> PROBLEM DESCRIPTION
Emit the data below verbatim, stripping out any pictures.

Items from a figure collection
----

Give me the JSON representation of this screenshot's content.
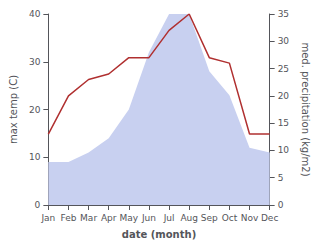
{
  "chart_data": {
    "type": "line",
    "categories": [
      "Jan",
      "Feb",
      "Mar",
      "Apr",
      "May",
      "Jun",
      "Jul",
      "Aug",
      "Sep",
      "Oct",
      "Nov",
      "Dec"
    ],
    "xlabel": "date (month)",
    "ylabel": "max temp (C)",
    "y2label": "med. precipitation (kg/m2)",
    "ylim": [
      0,
      40
    ],
    "yticks": [
      0,
      10,
      20,
      30,
      40
    ],
    "y2lim": [
      0,
      35
    ],
    "y2ticks": [
      0,
      5,
      10,
      15,
      20,
      25,
      30,
      35
    ],
    "grid": false,
    "series": [
      {
        "type": "area",
        "color": "#c8d0f0",
        "values": [
          9,
          9,
          11,
          14,
          20,
          32,
          40,
          40,
          28,
          23,
          12,
          11
        ]
      },
      {
        "type": "line",
        "axis": "y2",
        "color": "#b03030",
        "values": [
          13,
          20,
          23,
          24,
          27,
          27,
          32,
          35,
          27,
          26,
          13,
          13
        ]
      }
    ]
  }
}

----

> FULL ANSWER
Give me the JSON representation of this screenshot's content.
{
  "chart_data": {
    "type": "line",
    "categories": [
      "Jan",
      "Feb",
      "Mar",
      "Apr",
      "May",
      "Jun",
      "Jul",
      "Aug",
      "Sep",
      "Oct",
      "Nov",
      "Dec"
    ],
    "xlabel": "date (month)",
    "ylabel": "max temp (C)",
    "y2label": "med. precipitation (kg/m2)",
    "ylim": [
      0,
      40
    ],
    "yticks": [
      0,
      10,
      20,
      30,
      40
    ],
    "y2lim": [
      0,
      35
    ],
    "y2ticks": [
      0,
      5,
      10,
      15,
      20,
      25,
      30,
      35
    ],
    "grid": false,
    "series": [
      {
        "type": "area",
        "color": "#c8d0f0",
        "values": [
          9,
          9,
          11,
          14,
          20,
          32,
          40,
          40,
          28,
          23,
          12,
          11
        ]
      },
      {
        "type": "line",
        "axis": "y2",
        "color": "#b03030",
        "values": [
          13,
          20,
          23,
          24,
          27,
          27,
          32,
          35,
          27,
          26,
          13,
          13
        ]
      }
    ]
  }
}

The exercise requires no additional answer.